▶ **Task brief**:
Show all lines holding "houses".

▶ **Materials provided**:
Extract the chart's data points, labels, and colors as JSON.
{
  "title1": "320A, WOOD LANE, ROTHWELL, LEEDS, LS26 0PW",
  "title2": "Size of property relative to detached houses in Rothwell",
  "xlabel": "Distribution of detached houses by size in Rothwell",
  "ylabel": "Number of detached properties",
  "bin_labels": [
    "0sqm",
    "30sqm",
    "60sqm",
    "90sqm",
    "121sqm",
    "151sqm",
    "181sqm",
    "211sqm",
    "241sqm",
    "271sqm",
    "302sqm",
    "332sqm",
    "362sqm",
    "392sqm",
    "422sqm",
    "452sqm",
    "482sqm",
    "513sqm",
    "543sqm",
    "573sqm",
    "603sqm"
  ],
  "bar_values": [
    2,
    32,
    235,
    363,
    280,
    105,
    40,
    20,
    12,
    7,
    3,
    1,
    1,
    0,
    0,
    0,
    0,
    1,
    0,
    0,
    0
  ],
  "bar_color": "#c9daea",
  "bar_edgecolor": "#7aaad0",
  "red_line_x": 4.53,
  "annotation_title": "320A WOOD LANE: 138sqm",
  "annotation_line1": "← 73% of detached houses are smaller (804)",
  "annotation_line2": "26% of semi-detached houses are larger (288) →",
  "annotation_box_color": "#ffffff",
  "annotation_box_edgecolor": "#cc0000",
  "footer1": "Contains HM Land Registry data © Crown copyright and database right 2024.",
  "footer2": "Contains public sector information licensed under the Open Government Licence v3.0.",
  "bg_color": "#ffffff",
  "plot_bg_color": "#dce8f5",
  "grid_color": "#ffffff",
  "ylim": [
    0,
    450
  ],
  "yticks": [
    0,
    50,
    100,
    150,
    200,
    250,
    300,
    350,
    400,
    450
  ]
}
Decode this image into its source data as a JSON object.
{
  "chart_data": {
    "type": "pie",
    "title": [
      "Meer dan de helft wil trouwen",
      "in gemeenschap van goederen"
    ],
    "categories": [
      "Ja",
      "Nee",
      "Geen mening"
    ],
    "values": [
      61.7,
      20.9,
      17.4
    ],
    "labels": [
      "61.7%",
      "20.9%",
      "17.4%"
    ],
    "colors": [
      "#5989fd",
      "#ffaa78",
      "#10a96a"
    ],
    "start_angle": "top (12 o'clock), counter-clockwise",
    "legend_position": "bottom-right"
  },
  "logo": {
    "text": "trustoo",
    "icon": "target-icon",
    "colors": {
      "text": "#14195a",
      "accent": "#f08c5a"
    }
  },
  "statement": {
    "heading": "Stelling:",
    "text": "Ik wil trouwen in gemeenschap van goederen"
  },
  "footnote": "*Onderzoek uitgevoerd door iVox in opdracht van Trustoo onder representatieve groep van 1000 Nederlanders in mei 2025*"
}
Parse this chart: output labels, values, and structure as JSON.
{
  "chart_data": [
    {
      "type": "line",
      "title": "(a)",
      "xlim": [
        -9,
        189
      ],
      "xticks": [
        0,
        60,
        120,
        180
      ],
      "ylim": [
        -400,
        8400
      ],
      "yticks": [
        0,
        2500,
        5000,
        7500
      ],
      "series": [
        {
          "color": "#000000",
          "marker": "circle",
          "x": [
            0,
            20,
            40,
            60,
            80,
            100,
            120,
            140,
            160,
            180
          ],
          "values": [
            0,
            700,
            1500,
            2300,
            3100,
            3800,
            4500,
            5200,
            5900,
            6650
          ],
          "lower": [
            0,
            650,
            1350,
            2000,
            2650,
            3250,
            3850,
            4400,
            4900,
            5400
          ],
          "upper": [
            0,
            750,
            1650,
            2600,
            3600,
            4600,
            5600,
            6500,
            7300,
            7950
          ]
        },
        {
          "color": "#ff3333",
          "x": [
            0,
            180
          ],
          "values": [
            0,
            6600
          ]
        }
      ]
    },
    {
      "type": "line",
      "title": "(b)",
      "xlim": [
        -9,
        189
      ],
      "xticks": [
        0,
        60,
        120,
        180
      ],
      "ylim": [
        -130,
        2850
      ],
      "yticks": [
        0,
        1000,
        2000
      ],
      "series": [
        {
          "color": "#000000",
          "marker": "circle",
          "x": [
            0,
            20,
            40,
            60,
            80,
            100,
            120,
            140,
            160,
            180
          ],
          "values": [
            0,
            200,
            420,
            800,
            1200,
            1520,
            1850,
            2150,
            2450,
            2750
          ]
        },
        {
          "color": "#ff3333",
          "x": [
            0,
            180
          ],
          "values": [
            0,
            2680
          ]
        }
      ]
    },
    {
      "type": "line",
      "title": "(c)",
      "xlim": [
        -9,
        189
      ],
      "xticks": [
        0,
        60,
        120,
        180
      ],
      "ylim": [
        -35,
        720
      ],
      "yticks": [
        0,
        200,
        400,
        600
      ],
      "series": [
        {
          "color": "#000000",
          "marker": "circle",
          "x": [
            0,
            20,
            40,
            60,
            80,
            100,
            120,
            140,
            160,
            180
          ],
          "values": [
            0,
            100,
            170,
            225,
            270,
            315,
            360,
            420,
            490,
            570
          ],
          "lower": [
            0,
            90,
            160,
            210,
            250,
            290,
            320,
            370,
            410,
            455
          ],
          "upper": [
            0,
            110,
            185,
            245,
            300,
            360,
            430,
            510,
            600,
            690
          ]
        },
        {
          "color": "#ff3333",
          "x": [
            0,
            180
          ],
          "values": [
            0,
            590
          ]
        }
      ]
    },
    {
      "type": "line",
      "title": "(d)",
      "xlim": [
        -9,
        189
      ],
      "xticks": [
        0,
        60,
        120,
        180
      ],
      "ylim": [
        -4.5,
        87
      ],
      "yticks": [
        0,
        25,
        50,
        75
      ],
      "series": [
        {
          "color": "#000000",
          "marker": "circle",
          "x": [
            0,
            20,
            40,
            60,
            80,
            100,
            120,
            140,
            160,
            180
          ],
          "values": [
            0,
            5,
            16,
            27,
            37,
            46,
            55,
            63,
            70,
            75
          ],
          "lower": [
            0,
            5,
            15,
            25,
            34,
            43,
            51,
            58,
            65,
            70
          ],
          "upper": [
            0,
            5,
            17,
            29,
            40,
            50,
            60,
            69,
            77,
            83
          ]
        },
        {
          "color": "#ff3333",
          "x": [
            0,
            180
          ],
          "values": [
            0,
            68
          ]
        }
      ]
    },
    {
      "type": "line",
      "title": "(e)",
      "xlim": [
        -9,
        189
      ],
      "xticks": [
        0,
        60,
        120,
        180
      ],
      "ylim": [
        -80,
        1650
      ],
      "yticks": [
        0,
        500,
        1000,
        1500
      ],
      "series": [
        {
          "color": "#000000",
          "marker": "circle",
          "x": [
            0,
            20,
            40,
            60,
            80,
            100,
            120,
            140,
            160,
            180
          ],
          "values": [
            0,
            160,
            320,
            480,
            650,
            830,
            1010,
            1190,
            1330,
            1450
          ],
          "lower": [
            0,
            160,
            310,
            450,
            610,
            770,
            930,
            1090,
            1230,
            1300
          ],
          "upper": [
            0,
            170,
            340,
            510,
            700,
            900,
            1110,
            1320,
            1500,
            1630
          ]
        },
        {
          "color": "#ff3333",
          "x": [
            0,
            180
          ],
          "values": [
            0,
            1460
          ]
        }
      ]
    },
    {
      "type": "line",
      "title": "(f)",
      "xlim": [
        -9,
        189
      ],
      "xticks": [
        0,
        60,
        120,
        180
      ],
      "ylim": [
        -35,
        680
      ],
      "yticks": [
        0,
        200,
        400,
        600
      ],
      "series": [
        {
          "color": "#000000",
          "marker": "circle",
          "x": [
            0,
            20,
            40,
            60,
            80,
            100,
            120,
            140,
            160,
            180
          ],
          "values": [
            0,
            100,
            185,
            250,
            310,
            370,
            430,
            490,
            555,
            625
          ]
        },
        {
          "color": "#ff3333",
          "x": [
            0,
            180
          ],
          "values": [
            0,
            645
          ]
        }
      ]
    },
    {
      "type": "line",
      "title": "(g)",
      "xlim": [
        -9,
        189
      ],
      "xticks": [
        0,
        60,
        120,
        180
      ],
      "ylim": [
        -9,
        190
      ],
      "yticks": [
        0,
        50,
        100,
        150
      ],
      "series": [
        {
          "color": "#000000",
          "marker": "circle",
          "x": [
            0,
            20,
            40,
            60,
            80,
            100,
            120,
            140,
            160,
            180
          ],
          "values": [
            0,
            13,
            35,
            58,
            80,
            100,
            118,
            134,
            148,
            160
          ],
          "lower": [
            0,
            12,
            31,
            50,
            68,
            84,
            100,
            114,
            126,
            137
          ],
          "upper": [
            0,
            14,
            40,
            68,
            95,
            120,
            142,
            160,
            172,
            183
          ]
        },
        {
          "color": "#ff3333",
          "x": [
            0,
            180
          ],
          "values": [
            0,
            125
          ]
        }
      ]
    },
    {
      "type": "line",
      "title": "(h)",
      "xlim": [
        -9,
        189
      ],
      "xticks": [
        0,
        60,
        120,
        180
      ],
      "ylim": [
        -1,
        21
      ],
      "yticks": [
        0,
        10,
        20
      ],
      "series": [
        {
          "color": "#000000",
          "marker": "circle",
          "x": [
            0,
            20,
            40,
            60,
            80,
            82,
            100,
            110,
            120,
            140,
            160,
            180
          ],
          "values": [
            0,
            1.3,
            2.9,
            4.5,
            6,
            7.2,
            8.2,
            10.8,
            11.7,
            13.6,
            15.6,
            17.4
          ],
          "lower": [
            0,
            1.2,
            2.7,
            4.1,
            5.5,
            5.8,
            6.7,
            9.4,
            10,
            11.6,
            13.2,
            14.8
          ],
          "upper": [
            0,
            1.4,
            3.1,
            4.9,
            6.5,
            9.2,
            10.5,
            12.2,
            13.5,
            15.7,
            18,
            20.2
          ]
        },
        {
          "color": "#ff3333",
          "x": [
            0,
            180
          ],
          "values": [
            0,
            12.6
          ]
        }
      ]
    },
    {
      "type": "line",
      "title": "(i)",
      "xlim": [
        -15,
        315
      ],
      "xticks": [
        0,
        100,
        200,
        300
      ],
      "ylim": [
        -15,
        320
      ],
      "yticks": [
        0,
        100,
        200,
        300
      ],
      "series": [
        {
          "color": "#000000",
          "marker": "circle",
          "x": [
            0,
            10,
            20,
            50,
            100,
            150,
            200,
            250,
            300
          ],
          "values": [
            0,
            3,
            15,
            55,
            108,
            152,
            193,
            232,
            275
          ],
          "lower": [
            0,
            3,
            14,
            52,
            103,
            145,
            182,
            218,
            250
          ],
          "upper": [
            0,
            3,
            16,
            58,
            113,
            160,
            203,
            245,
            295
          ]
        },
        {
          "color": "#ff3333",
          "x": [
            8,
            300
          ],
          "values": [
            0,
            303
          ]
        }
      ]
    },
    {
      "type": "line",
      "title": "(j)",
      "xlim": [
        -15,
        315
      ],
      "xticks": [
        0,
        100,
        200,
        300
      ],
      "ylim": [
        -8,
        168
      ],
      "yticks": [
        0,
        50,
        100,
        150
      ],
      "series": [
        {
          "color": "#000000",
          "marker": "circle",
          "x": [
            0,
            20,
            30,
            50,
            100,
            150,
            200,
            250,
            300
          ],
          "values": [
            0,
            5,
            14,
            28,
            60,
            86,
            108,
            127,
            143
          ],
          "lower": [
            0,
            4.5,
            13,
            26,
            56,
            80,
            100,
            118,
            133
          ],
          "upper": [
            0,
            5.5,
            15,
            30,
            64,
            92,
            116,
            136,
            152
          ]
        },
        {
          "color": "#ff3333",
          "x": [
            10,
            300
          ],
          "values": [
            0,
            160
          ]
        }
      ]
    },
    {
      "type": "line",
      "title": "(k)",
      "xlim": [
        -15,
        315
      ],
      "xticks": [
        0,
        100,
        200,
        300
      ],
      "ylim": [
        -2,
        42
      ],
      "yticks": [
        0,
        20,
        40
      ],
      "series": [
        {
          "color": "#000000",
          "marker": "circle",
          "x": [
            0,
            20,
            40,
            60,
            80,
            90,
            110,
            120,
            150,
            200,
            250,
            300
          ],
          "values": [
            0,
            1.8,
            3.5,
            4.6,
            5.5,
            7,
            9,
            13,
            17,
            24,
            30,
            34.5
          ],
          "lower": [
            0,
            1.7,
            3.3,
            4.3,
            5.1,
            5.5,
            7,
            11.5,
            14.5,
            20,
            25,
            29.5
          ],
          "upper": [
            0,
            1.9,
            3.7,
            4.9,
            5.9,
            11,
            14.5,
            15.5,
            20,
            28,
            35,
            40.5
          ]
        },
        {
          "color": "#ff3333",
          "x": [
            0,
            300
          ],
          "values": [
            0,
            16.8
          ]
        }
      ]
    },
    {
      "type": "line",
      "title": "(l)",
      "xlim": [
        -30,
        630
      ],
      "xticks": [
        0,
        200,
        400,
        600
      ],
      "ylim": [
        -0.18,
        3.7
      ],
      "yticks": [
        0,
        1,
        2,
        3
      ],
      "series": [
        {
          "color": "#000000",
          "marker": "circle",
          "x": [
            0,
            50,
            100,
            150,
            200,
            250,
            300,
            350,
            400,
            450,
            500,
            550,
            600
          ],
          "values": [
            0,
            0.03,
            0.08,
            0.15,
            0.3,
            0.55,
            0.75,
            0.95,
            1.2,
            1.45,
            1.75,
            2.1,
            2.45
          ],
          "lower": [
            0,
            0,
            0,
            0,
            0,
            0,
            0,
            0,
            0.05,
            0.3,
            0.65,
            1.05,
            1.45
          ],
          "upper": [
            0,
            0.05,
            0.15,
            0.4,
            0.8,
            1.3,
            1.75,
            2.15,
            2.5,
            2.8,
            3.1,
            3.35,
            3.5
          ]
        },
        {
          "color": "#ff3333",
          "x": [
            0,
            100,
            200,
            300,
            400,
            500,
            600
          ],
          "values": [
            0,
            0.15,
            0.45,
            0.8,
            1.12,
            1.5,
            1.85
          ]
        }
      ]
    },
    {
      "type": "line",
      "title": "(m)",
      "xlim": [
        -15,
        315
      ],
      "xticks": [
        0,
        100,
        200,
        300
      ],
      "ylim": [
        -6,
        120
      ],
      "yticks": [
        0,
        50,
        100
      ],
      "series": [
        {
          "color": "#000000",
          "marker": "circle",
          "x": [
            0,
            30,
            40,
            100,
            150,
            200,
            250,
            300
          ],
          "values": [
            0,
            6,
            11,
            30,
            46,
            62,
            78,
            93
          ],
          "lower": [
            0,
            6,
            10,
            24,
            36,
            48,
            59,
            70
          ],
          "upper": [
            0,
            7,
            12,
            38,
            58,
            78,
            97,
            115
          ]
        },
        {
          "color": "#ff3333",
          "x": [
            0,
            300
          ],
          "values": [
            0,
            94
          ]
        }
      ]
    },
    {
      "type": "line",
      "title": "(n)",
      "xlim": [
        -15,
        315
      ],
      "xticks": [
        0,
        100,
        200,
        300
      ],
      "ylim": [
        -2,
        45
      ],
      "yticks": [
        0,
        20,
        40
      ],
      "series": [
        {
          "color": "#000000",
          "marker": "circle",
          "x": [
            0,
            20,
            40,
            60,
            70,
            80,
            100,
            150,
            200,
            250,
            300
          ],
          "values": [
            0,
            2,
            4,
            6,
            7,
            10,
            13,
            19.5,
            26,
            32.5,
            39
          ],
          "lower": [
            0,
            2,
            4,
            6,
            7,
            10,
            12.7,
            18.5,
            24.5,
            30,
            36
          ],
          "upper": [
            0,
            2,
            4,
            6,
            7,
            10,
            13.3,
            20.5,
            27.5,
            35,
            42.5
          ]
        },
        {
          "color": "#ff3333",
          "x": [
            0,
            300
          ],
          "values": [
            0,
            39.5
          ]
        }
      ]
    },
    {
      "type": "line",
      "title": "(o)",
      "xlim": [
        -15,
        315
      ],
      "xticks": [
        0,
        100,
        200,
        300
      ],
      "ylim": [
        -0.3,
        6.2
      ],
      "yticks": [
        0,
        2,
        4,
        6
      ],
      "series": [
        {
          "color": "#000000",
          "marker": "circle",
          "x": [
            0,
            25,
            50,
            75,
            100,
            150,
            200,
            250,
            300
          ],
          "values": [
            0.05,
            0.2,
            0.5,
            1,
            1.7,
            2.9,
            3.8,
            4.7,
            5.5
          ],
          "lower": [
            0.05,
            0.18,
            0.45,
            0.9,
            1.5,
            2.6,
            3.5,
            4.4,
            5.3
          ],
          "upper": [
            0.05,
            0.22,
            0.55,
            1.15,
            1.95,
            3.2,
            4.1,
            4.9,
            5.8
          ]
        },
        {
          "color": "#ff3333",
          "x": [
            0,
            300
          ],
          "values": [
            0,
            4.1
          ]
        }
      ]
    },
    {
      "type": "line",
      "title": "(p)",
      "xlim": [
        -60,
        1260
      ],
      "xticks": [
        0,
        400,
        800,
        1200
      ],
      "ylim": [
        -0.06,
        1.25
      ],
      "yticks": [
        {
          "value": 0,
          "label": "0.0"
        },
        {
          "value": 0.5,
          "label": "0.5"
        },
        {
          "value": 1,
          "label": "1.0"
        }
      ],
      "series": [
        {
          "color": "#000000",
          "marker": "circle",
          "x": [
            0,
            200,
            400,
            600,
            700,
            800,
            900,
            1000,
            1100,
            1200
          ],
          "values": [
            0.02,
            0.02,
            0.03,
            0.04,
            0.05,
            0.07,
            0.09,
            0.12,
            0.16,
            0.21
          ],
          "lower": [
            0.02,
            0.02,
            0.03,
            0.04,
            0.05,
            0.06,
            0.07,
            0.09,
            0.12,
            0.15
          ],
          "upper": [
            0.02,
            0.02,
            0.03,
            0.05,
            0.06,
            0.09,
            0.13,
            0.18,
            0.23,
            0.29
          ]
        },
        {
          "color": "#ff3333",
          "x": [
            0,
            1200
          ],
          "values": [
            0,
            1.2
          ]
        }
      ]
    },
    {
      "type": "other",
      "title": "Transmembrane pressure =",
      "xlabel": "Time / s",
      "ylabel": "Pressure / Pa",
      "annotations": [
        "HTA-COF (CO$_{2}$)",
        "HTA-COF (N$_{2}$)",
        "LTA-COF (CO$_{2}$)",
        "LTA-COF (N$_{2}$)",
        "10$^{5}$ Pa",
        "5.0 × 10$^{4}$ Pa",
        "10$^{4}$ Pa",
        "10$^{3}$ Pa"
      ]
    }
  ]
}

▶ **Written answer**:
  "title2": "Size of property relative to detached houses in Rothwell",
  "xlabel": "Distribution of detached houses by size in Rothwell",
  "annotation_line1": "← 73% of detached houses are smaller (804)",
  "annotation_line2": "26% of semi-detached houses are larger (288) →",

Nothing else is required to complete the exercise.